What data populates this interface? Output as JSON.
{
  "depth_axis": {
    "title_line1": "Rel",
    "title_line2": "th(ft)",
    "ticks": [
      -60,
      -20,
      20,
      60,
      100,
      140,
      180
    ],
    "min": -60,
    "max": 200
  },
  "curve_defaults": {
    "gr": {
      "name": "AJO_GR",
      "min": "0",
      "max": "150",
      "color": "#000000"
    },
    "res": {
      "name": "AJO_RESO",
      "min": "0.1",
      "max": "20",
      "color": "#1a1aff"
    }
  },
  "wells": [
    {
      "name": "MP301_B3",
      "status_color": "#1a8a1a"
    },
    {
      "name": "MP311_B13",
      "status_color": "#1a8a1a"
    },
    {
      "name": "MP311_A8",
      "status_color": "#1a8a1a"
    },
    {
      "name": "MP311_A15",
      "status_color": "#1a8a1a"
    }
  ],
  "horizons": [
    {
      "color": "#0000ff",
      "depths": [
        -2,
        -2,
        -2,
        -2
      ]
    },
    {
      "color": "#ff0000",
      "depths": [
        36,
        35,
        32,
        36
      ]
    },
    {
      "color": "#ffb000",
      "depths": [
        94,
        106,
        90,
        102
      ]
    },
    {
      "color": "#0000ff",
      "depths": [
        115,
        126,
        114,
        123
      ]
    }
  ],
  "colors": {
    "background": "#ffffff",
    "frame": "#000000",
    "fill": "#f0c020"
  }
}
--------------------------------------------------
Copy the data above in full, character for character.

What data populates this interface? Output as JSON.
{
  "depth_axis": {
    "title_line1": "Rel",
    "title_line2": "th(ft)",
    "ticks": [
      -60,
      -20,
      20,
      60,
      100,
      140,
      180
    ],
    "min": -60,
    "max": 200
  },
  "curve_defaults": {
    "gr": {
      "name": "AJO_GR",
      "min": "0",
      "max": "150",
      "color": "#000000"
    },
    "res": {
      "name": "AJO_RESO",
      "min": "0.1",
      "max": "20",
      "color": "#1a1aff"
    }
  },
  "wells": [
    {
      "name": "MP301_B3",
      "status_color": "#1a8a1a"
    },
    {
      "name": "MP311_B13",
      "status_color": "#1a8a1a"
    },
    {
      "name": "MP311_A8",
      "status_color": "#1a8a1a"
    },
    {
      "name": "MP311_A15",
      "status_color": "#1a8a1a"
    }
  ],
  "horizons": [
    {
      "color": "#0000ff",
      "depths": [
        -2,
        -2,
        -2,
        -2
      ]
    },
    {
      "color": "#ff0000",
      "depths": [
        36,
        35,
        32,
        36
      ]
    },
    {
      "color": "#ffb000",
      "depths": [
        94,
        106,
        90,
        102
      ]
    },
    {
      "color": "#0000ff",
      "depths": [
        115,
        126,
        114,
        123
      ]
    }
  ],
  "colors": {
    "background": "#ffffff",
    "frame": "#000000",
    "fill": "#f0c020"
  }
}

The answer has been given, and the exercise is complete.